§ **Requirements**: The entries below are to be repeated exactly as they stand.

(Extracts from a graphics dataset)
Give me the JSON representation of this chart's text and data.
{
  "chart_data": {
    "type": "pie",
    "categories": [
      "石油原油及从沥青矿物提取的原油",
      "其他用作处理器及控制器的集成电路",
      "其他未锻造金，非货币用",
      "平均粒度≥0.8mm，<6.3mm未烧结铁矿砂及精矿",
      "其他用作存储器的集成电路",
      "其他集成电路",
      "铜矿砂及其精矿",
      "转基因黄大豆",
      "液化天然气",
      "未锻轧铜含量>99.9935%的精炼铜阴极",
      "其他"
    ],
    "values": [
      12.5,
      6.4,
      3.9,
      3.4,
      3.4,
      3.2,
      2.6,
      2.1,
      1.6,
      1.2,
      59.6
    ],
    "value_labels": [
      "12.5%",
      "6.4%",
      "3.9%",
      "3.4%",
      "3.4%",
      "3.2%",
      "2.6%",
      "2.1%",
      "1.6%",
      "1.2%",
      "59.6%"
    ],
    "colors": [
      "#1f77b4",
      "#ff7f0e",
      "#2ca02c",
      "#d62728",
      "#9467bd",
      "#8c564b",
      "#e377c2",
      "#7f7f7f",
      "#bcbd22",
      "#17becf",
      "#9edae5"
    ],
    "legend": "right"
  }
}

§ **Response for this exercise**:
Give me the JSON representation of this chart's text and data.
{
  "chart_data": {
    "type": "pie",
    "categories": [
      "石油原油及从沥青矿物提取的原油",
      "其他用作处理器及控制器的集成电路",
      "其他未锻造金，非货币用",
      "平均粒度≥0.8mm，<6.3mm未烧结铁矿砂及精矿",
      "其他用作存储器的集成电路",
      "其他集成电路",
      "铜矿砂及其精矿",
      "转基因黄大豆",
      "液化天然气",
      "未锻轧铜含量>99.9935%的精炼铜阴极",
      "其他"
    ],
    "values": [
      12.5,
      6.4,
      3.9,
      3.4,
      3.4,
      3.2,
      2.6,
      2.1,
      1.6,
      1.2,
      59.6
    ],
    "value_labels": [
      "12.5%",
      "6.4%",
      "3.9%",
      "3.4%",
      "3.4%",
      "3.2%",
      "2.6%",
      "2.1%",
      "1.6%",
      "1.2%",
      "59.6%"
    ],
    "colors": [
      "#1f77b4",
      "#ff7f0e",
      "#2ca02c",
      "#d62728",
      "#9467bd",
      "#8c564b",
      "#e377c2",
      "#7f7f7f",
      "#bcbd22",
      "#17becf",
      "#9edae5"
    ],
    "legend": "right"
  }
}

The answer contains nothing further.